- _Prompt 1_
From the records, copy out verbatim the lines beginning with the one containing "- data-point: [212, 735, 230, 752]" and continuing through the one containing "- data-point: [1292, 232, 1310, 249]", both included.

Naming beneficiaries to your estate may seem simple — just name your spouse or your children, right? Well, for some people, it’s that easy. But family relationships can be complex — they often involve multiple marriages, mixed families, children with special needs, disgruntled relatives, and more.
Jump ahead to these sections:
- Step 1: Decide What Property You Want to Pass On
- Step 2: Decide the Best Way to Pass On Your Property
- Step 3: Name Your Beneficiary
Life is complicated, but that doesn’t mean naming beneficiaries to your estate has to be.
We’ll tackle the common ways you can pass on property to your loved ones and how to name beneficiaries to your estate in a thoughtful and meaningful way. Just follow these three easy steps!
Step 1: Decide What Property You Want to Pass On
Before you decide who to name as a beneficiary to your estate (your estate is all the property you own), you must decide what property you want to pass on. Generally, all of the property in your estate falls into one of two categories:
- Real property includes real estate or land.
- Personal property involves everything else, including tangible things like cars, cash, and jewelry — just about everything you own that isn’t real property.
Whether your property includes a pension fund, life insurance policy, a home, or a small heirloom, you can easily name a beneficiary to receive those items.
Step 2: Decide the Best Way to Pass On Your Property
Now that you know what property you want to pass on, decide the best way to do it among five options. You can choose one or all of these options for any or all of your property.

- _Prompt 2_
In the text on naming estate beneficiaries, what does real property include?

- _Entries shown_
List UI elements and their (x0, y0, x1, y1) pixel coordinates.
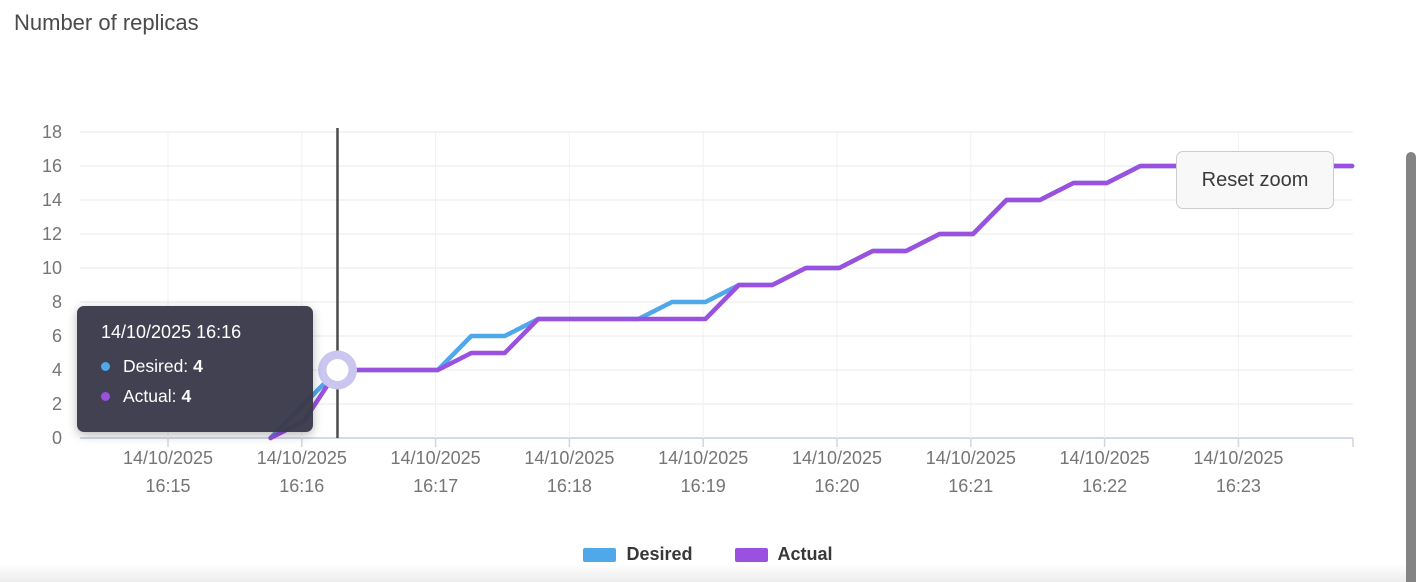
y-axis-label: 16 (42, 156, 62, 176)
legend-item-desired[interactable]: Desired (583, 544, 693, 565)
y-axis-label: 10 (42, 258, 62, 278)
x-axis-label: 14/10/2025 16:21 (926, 448, 1016, 496)
chart-legend: Desired Actual (0, 544, 1416, 565)
tooltip-actual-value: 4 (181, 386, 192, 406)
scrollbar-thumb[interactable] (1406, 152, 1416, 582)
chart-title: Number of replicas (14, 10, 199, 35)
y-axis-label: 4 (52, 360, 62, 380)
x-axis-label: 14/10/2025 16:17 (391, 448, 481, 496)
x-axis-label: 14/10/2025 16:22 (1060, 448, 1150, 496)
y-axis-label: 8 (52, 292, 62, 312)
x-axis-label: 14/10/2025 16:16 (257, 448, 347, 496)
replicas-line-chart[interactable]: 0 2 4 6 8 10 12 14 16 18 14/10/2025 16:15 14/10/2025… (0, 0, 1416, 535)
tooltip: 14/10/2025 16:16 Desired: 4 Actual: 4 (77, 306, 313, 432)
x-axis-label: 14/10/2025 16:19 (658, 448, 748, 496)
x-axis-label: 14/10/2025 16:18 (524, 448, 614, 496)
actual-swatch-icon (734, 547, 768, 562)
legend-desired-label: Desired (626, 544, 693, 564)
tooltip-row-actual: Actual: 4 (101, 386, 303, 407)
tooltip-desired-value: 4 (193, 356, 203, 376)
reset-zoom-button[interactable]: Reset zoom (1176, 151, 1334, 209)
y-axis-label: 18 (42, 122, 62, 142)
y-axis-label: 12 (42, 224, 62, 244)
tooltip-desired-label: Desired: (123, 356, 189, 376)
actual-dot-icon (101, 392, 110, 401)
y-axis-label: 0 (52, 428, 62, 448)
legend-item-actual[interactable]: Actual (734, 544, 833, 565)
page-bottom-fade (0, 564, 1416, 582)
y-axis-label: 6 (52, 326, 62, 346)
desired-swatch-icon (583, 547, 617, 562)
y-axis-label: 2 (52, 394, 62, 414)
tooltip-row-desired: Desired: 4 (101, 356, 303, 377)
hover-point-marker (326, 359, 349, 381)
desired-dot-icon (101, 362, 110, 371)
tooltip-actual-label: Actual: (123, 386, 177, 406)
tooltip-timestamp: 14/10/2025 16:16 (101, 322, 242, 342)
x-axis-label: 14/10/2025 16:23 (1193, 448, 1283, 496)
y-axis-label: 14 (42, 190, 62, 210)
x-axis-label: 14/10/2025 16:20 (792, 448, 882, 496)
x-axis-label: 14/10/2025 16:15 (123, 448, 213, 496)
legend-actual-label: Actual (777, 544, 833, 564)
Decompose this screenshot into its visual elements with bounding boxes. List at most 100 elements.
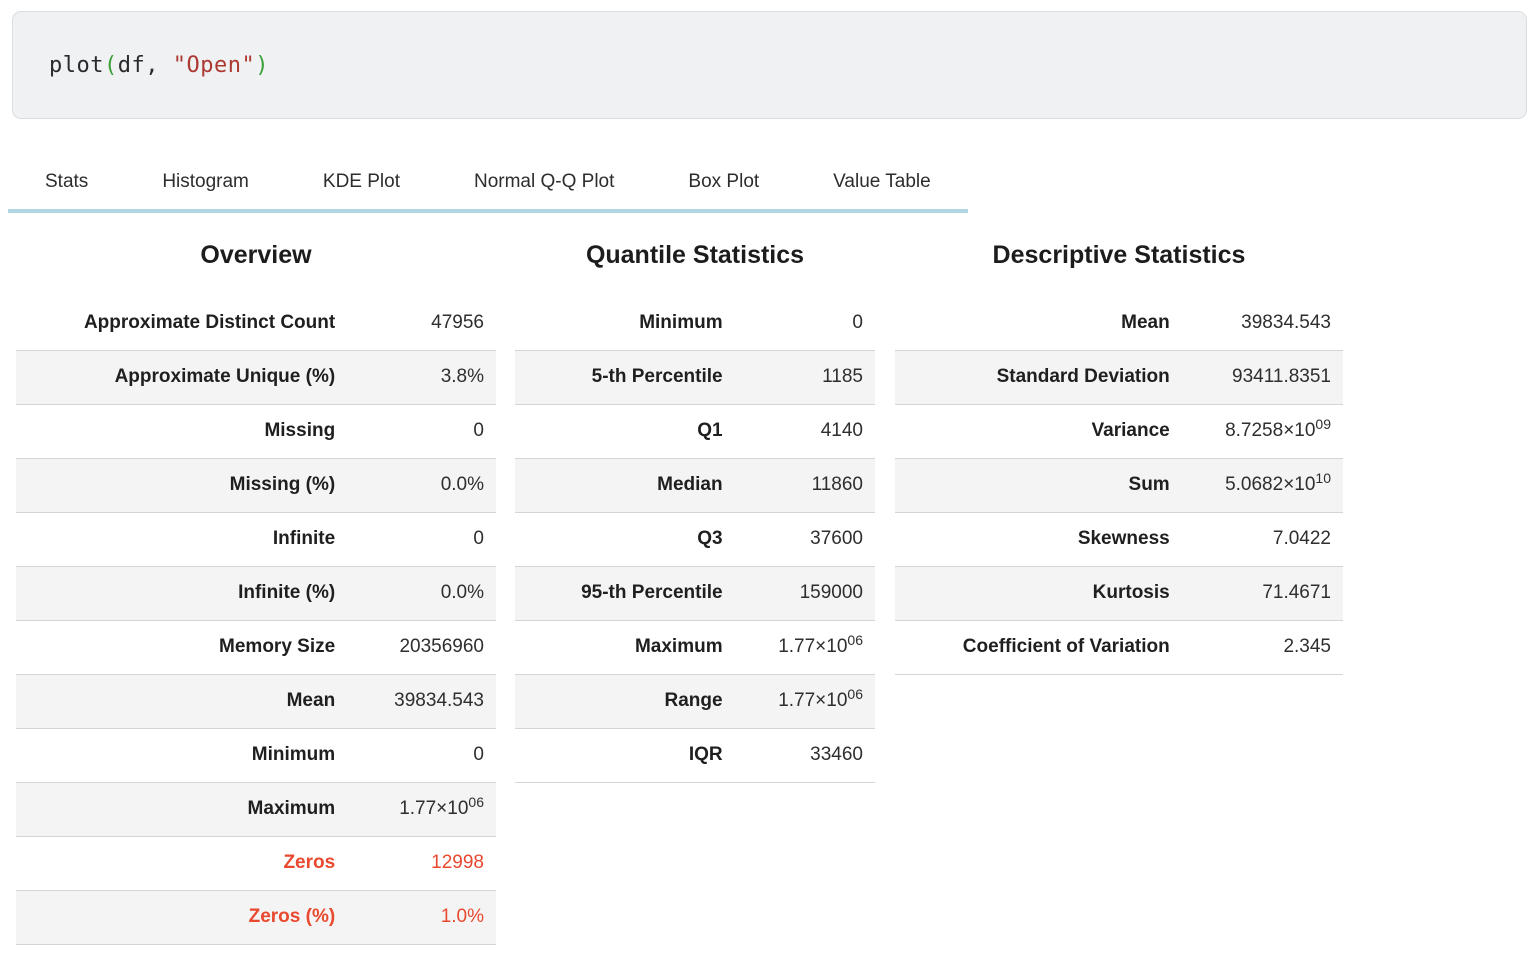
code-token-plain: df <box>117 52 146 78</box>
row-value: 159000 <box>734 565 875 620</box>
table-row: Coefficient of Variation 2.345 <box>895 619 1343 675</box>
row-label: Approximate Unique (%) <box>16 349 348 404</box>
column-title: Descriptive Statistics <box>992 241 1246 269</box>
row-value: 11860 <box>734 457 875 512</box>
table-row: Variance 8.7258×1009 <box>895 403 1343 458</box>
table-row: Mean 39834.543 <box>895 296 1343 350</box>
tab-stats[interactable]: Stats <box>45 171 89 192</box>
row-value: 1185 <box>734 349 875 404</box>
row-label: Memory Size <box>16 619 348 674</box>
row-label: Kurtosis <box>895 565 1182 620</box>
table-row: Minimum 0 <box>16 727 496 782</box>
row-value: 93411.8351 <box>1181 349 1343 404</box>
row-label: IQR <box>515 727 735 783</box>
stats-column: Overview Approximate Distinct Count 4795… <box>16 241 496 945</box>
row-value: 0 <box>852 311 863 333</box>
row-value: 0.0% <box>347 565 496 620</box>
table-row: Maximum 1.77×1006 <box>16 781 496 836</box>
table-row: Range 1.77×1006 <box>515 673 875 728</box>
table-row: Memory Size 20356960 <box>16 619 496 674</box>
row-label: Q1 <box>515 403 735 458</box>
tab-value-table[interactable]: Value Table <box>833 171 931 192</box>
row-label: 5-th Percentile <box>515 349 735 404</box>
row-label: Maximum <box>515 619 735 674</box>
table-row: Approximate Distinct Count 47956 <box>16 296 496 350</box>
table-row: Skewness 7.0422 <box>895 511 1343 566</box>
row-label: 95-th Percentile <box>515 565 735 620</box>
row-value: 5.0682×1010 <box>1181 457 1343 512</box>
tab-kde-plot[interactable]: KDE Plot <box>322 171 400 192</box>
table-row: Mean 39834.543 <box>16 673 496 728</box>
table-row: Missing 0 <box>16 403 496 458</box>
row-value: 39834.543 <box>347 673 496 728</box>
row-value: 1.77×1006 <box>347 781 496 836</box>
row-value: 37600 <box>734 511 875 566</box>
row-value: 0 <box>347 403 496 458</box>
row-value: 39834.543 <box>1241 311 1331 333</box>
table-row: Zeros 12998 <box>16 835 496 890</box>
row-label: Zeros (%) <box>16 889 348 945</box>
table-row: Infinite (%) 0.0% <box>16 565 496 620</box>
stats-table: Approximate Distinct Count 47956 Approxi… <box>16 296 496 945</box>
exponent: 09 <box>1315 416 1331 432</box>
row-label: Minimum <box>16 727 348 782</box>
row-value: 33460 <box>734 727 875 783</box>
table-row: Minimum 0 <box>515 296 875 350</box>
stats-content: Overview Approximate Distinct Count 4795… <box>16 241 1538 945</box>
column-title: Quantile Statistics <box>585 241 805 269</box>
code-token-plain: plot <box>49 52 104 78</box>
row-label: Approximate Distinct Count <box>83 311 336 333</box>
table-row: Kurtosis 71.4671 <box>895 565 1343 620</box>
row-label: Sum <box>895 457 1182 512</box>
table-row: Sum 5.0682×1010 <box>895 457 1343 512</box>
row-value: 1.0% <box>347 889 496 945</box>
tab-histogram[interactable]: Histogram <box>162 171 249 192</box>
row-value: 8.7258×1009 <box>1181 403 1343 458</box>
row-label: Standard Deviation <box>895 349 1182 404</box>
row-value: 47956 <box>431 311 484 333</box>
row-label: Maximum <box>16 781 348 836</box>
table-row: 95-th Percentile 159000 <box>515 565 875 620</box>
table-row: Zeros (%) 1.0% <box>16 889 496 945</box>
exponent: 06 <box>468 794 484 810</box>
row-label: Coefficient of Variation <box>895 619 1182 675</box>
row-label: Infinite <box>16 511 348 566</box>
code-token-paren: ) <box>255 52 269 78</box>
stats-table: Minimum 0 5-th Percentile 1185 Q1 4140 M… <box>515 296 875 783</box>
tab-box-plot[interactable]: Box Plot <box>688 171 760 192</box>
row-label: Q3 <box>515 511 735 566</box>
row-label: Mean <box>1121 311 1170 333</box>
exponent: 06 <box>847 632 863 648</box>
row-value: 71.4671 <box>1181 565 1343 620</box>
row-value: 1.77×1006 <box>734 619 875 674</box>
row-value: 20356960 <box>347 619 496 674</box>
stats-column: Descriptive Statistics Mean 39834.543 St… <box>895 241 1343 675</box>
row-value: 2.345 <box>1181 619 1343 675</box>
row-value: 1.77×1006 <box>734 673 875 728</box>
table-row: Approximate Unique (%) 3.8% <box>16 349 496 404</box>
table-row: Q1 4140 <box>515 403 875 458</box>
code-cell[interactable]: plot(df, "Open") <box>12 11 1527 119</box>
code-token-paren: ( <box>103 52 118 78</box>
row-label: Skewness <box>895 511 1182 566</box>
row-label: Zeros <box>16 835 348 890</box>
row-label: Range <box>515 673 735 728</box>
row-label: Variance <box>895 403 1182 458</box>
row-value: 0 <box>347 727 496 782</box>
row-value: 3.8% <box>347 349 496 404</box>
row-label: Mean <box>16 673 348 728</box>
table-row: Missing (%) 0.0% <box>16 457 496 512</box>
tab-normal-q-q-plot[interactable]: Normal Q-Q Plot <box>473 171 615 192</box>
row-value: 12998 <box>347 835 496 890</box>
row-label: Minimum <box>639 311 723 333</box>
row-value: 0.0% <box>347 457 496 512</box>
exponent: 10 <box>1315 470 1331 486</box>
table-row: Maximum 1.77×1006 <box>515 619 875 674</box>
row-label: Missing (%) <box>16 457 348 512</box>
table-row: 5-th Percentile 1185 <box>515 349 875 404</box>
table-row: IQR 33460 <box>515 727 875 783</box>
table-row: Infinite 0 <box>16 511 496 566</box>
table-row: Median 11860 <box>515 457 875 512</box>
code-line: plot(df, "Open") <box>49 53 269 78</box>
table-row: Q3 37600 <box>515 511 875 566</box>
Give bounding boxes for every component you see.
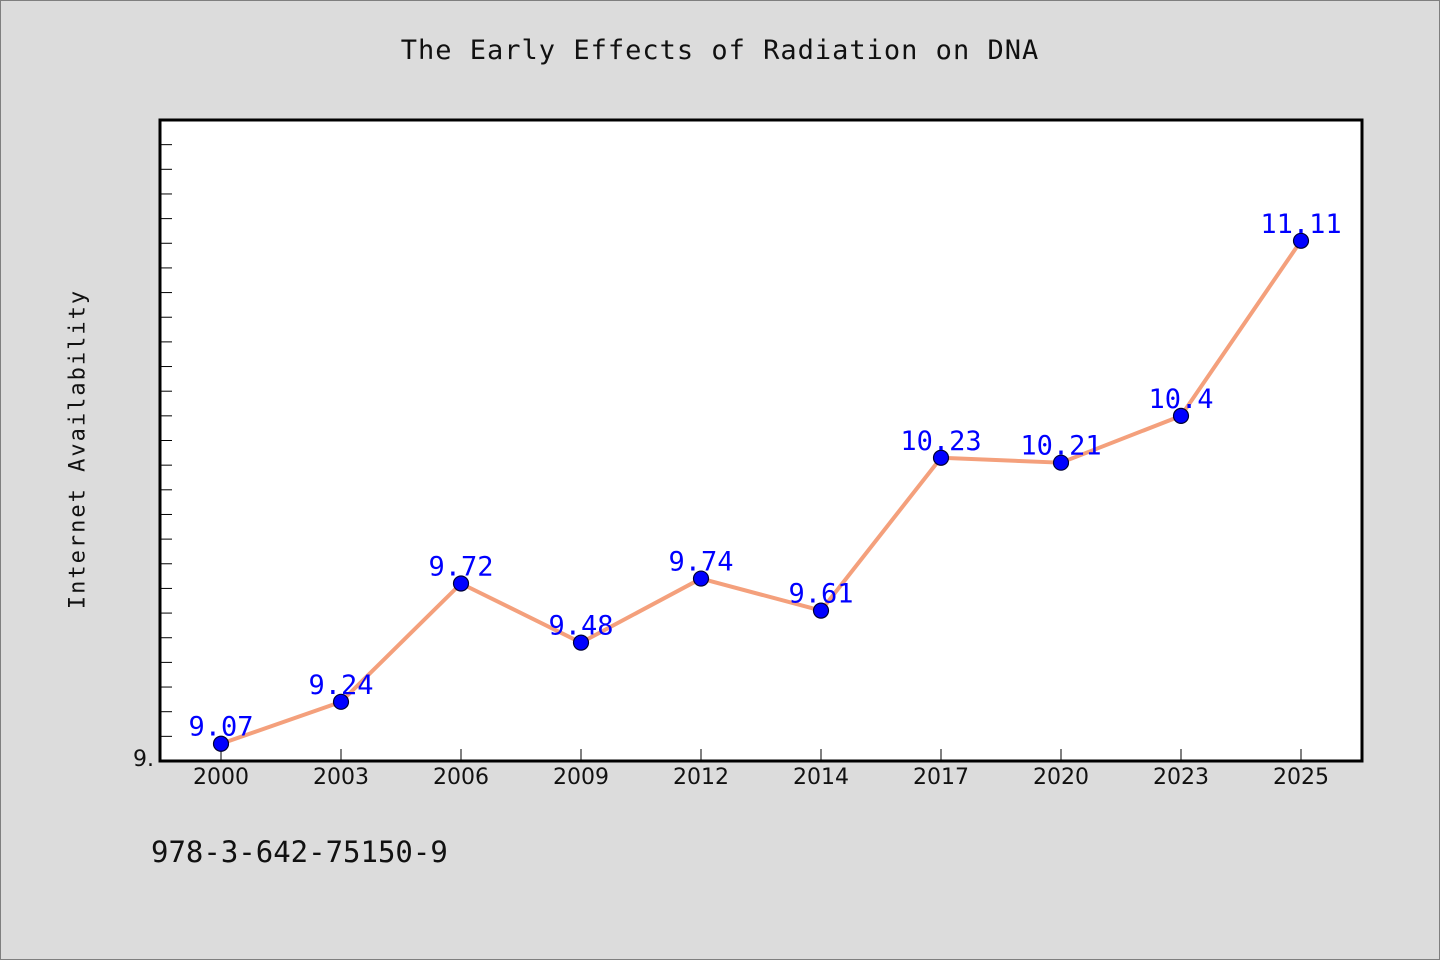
- data-point: [212, 735, 230, 752]
- x-tick-label: 2012: [673, 765, 729, 790]
- data-point: [692, 570, 710, 587]
- plot-frame: [158, 118, 1364, 763]
- data-point: [332, 693, 350, 710]
- y-tick-label: 9.: [133, 747, 154, 772]
- x-tick-label: 2025: [1273, 765, 1329, 790]
- series-line: [220, 239, 1303, 746]
- data-label: 10.21: [1020, 431, 1101, 462]
- data-point: [932, 449, 950, 466]
- data-point: [1292, 232, 1310, 249]
- data-label: 9.61: [788, 579, 853, 610]
- x-tick-label: 2006: [433, 765, 489, 790]
- x-tick-label: 2003: [313, 765, 369, 790]
- data-point: [1052, 454, 1070, 471]
- data-label: 9.07: [188, 712, 253, 743]
- data-point: [812, 602, 830, 619]
- data-point: [572, 634, 590, 651]
- x-tick-label: 2017: [913, 765, 969, 790]
- data-label: 9.48: [548, 611, 613, 642]
- x-tick-label: 2020: [1033, 765, 1089, 790]
- data-point: [452, 575, 470, 592]
- data-point: [1172, 407, 1190, 424]
- chart-title: The Early Effects of Radiation on DNA: [400, 35, 1040, 66]
- data-label: 9.72: [428, 551, 493, 582]
- data-label: 9.74: [668, 547, 733, 578]
- data-label: 9.24: [308, 670, 373, 701]
- x-tick-label: 2009: [553, 765, 609, 790]
- data-label: 11.11: [1260, 209, 1341, 240]
- footer-identifier: 978-3-642-75150-9: [151, 835, 448, 869]
- x-tick-label: 2000: [193, 765, 249, 790]
- data-label: 10.23: [900, 426, 981, 457]
- data-label: 10.4: [1148, 384, 1213, 415]
- x-tick-label: 2014: [793, 765, 849, 790]
- x-tick-label: 2023: [1153, 765, 1209, 790]
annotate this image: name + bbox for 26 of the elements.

- _Correct output 1_
- data-point: [212, 735, 230, 752]
- x-tick-label: 2012: [673, 765, 729, 790]
- data-point: [692, 570, 710, 587]
- plot-frame: [158, 118, 1364, 763]
- data-point: [332, 693, 350, 710]
- y-tick-label: 9.: [133, 747, 154, 772]
- x-tick-label: 2025: [1273, 765, 1329, 790]
- series-line: [220, 239, 1303, 746]
- data-label: 10.21: [1020, 431, 1101, 462]
- data-point: [932, 449, 950, 466]
- data-point: [1292, 232, 1310, 249]

- _Correct output 2_
Real estate or land.